[Saved entries]
···

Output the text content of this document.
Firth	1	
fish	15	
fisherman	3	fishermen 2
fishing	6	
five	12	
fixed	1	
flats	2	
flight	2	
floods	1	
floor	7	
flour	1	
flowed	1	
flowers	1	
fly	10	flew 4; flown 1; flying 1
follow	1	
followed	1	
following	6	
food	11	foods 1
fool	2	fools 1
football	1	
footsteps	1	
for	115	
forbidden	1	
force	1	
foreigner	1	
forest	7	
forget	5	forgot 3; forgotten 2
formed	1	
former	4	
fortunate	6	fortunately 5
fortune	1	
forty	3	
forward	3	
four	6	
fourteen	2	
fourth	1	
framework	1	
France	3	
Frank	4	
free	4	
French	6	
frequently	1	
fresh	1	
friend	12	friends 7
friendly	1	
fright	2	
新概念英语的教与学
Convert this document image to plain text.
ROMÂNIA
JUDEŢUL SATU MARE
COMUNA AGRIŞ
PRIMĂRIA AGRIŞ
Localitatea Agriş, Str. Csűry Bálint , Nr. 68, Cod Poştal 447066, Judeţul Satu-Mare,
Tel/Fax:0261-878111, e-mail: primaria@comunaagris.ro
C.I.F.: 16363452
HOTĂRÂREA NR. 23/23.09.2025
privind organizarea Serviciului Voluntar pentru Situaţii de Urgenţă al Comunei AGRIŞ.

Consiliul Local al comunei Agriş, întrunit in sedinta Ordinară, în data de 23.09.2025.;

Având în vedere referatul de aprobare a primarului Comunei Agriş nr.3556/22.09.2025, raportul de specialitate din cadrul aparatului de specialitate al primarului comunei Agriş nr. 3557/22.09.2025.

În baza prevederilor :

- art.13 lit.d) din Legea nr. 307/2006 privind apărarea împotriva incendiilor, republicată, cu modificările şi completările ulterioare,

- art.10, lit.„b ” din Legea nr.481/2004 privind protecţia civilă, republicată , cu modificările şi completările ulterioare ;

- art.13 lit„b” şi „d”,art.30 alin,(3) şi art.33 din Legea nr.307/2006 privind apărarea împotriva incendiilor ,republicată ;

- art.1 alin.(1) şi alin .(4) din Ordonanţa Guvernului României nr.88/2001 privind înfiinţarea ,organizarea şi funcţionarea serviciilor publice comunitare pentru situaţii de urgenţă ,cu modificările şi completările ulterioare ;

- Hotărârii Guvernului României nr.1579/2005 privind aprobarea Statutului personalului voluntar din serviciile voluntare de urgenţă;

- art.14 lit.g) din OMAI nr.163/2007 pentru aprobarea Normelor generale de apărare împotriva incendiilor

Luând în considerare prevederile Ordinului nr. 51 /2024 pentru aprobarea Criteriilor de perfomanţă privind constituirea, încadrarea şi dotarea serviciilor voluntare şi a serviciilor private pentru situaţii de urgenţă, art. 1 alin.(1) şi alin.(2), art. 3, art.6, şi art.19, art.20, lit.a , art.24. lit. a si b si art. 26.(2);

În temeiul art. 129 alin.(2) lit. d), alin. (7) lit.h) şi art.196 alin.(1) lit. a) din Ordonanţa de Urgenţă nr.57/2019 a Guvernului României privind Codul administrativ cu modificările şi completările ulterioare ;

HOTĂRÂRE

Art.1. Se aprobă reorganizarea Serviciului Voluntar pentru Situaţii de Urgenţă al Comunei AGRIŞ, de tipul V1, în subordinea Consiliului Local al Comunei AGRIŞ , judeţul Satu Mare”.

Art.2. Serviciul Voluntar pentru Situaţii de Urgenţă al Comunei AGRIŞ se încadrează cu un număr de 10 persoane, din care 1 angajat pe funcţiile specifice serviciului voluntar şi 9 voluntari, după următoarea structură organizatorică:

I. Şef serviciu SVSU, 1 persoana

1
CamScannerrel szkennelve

···

DIRECTIVE =
Reproduce each line of the material above precisely.

TASK RESULT =
Output the text content of this document.
Firth	1	
fish	15	
fisherman	3	fishermen 2
fishing	6	
five	12	
fixed	1	
flats	2	
flight	2	
floods	1	
floor	7	
flour	1	
flowed	1	
flowers	1	
fly	10	flew 4; flown 1; flying 1
follow	1	
followed	1	
following	6	
food	11	foods 1
fool	2	fools 1
football	1	
footsteps	1	
for	115	
forbidden	1	
force	1	
foreigner	1	
forest	7	
forget	5	forgot 3; forgotten 2
formed	1	
former	4	
fortunate	6	fortunately 5
fortune	1	
forty	3	
forward	3	
four	6	
fourteen	2	
fourth	1	
framework	1	
France	3	
Frank	4	
free	4	
French	6	
frequently	1	
fresh	1	
friend	12	friends 7
friendly	1	
fright	2	
新概念英语的教与学
Convert this document image to plain text.
ROMÂNIA
JUDEŢUL SATU MARE
COMUNA AGRIŞ
PRIMĂRIA AGRIŞ
Localitatea Agriş, Str. Csűry Bálint , Nr. 68, Cod Poştal 447066, Judeţul Satu-Mare,
Tel/Fax:0261-878111, e-mail: primaria@comunaagris.ro
C.I.F.: 16363452
HOTĂRÂREA NR. 23/23.09.2025
privind organizarea Serviciului Voluntar pentru Situaţii de Urgenţă al Comunei AGRIŞ.

Consiliul Local al comunei Agriş, întrunit in sedinta Ordinară, în data de 23.09.2025.;

Având în vedere referatul de aprobare a primarului Comunei Agriş nr.3556/22.09.2025, raportul de specialitate din cadrul aparatului de specialitate al primarului comunei Agriş nr. 3557/22.09.2025.

În baza prevederilor :

- art.13 lit.d) din Legea nr. 307/2006 privind apărarea împotriva incendiilor, republicată, cu modificările şi completările ulterioare,

- art.10, lit.„b ” din Legea nr.481/2004 privind protecţia civilă, republicată , cu modificările şi completările ulterioare ;

- art.13 lit„b” şi „d”,art.30 alin,(3) şi art.33 din Legea nr.307/2006 privind apărarea împotriva incendiilor ,republicată ;

- art.1 alin.(1) şi alin .(4) din Ordonanţa Guvernului României nr.88/2001 privind înfiinţarea ,organizarea şi funcţionarea serviciilor publice comunitare pentru situaţii de urgenţă ,cu modificările şi completările ulterioare ;

- Hotărârii Guvernului României nr.1579/2005 privind aprobarea Statutului personalului voluntar din serviciile voluntare de urgenţă;

- art.14 lit.g) din OMAI nr.163/2007 pentru aprobarea Normelor generale de apărare împotriva incendiilor

Luând în considerare prevederile Ordinului nr. 51 /2024 pentru aprobarea Criteriilor de perfomanţă privind constituirea, încadrarea şi dotarea serviciilor voluntare şi a serviciilor private pentru situaţii de urgenţă, art. 1 alin.(1) şi alin.(2), art. 3, art.6, şi art.19, art.20, lit.a , art.24. lit. a si b si art. 26.(2);

În temeiul art. 129 alin.(2) lit. d), alin. (7) lit.h) şi art.196 alin.(1) lit. a) din Ordonanţa de Urgenţă nr.57/2019 a Guvernului României privind Codul administrativ cu modificările şi completările ulterioare ;

HOTĂRÂRE

Art.1. Se aprobă reorganizarea Serviciului Voluntar pentru Situaţii de Urgenţă al Comunei AGRIŞ, de tipul V1, în subordinea Consiliului Local al Comunei AGRIŞ , judeţul Satu Mare”.

Art.2. Serviciul Voluntar pentru Situaţii de Urgenţă al Comunei AGRIŞ se încadrează cu un număr de 10 persoane, din care 1 angajat pe funcţiile specifice serviciului voluntar şi 9 voluntari, după următoarea structură organizatorică:

I. Şef serviciu SVSU, 1 persoana

1
CamScannerrel szkennelve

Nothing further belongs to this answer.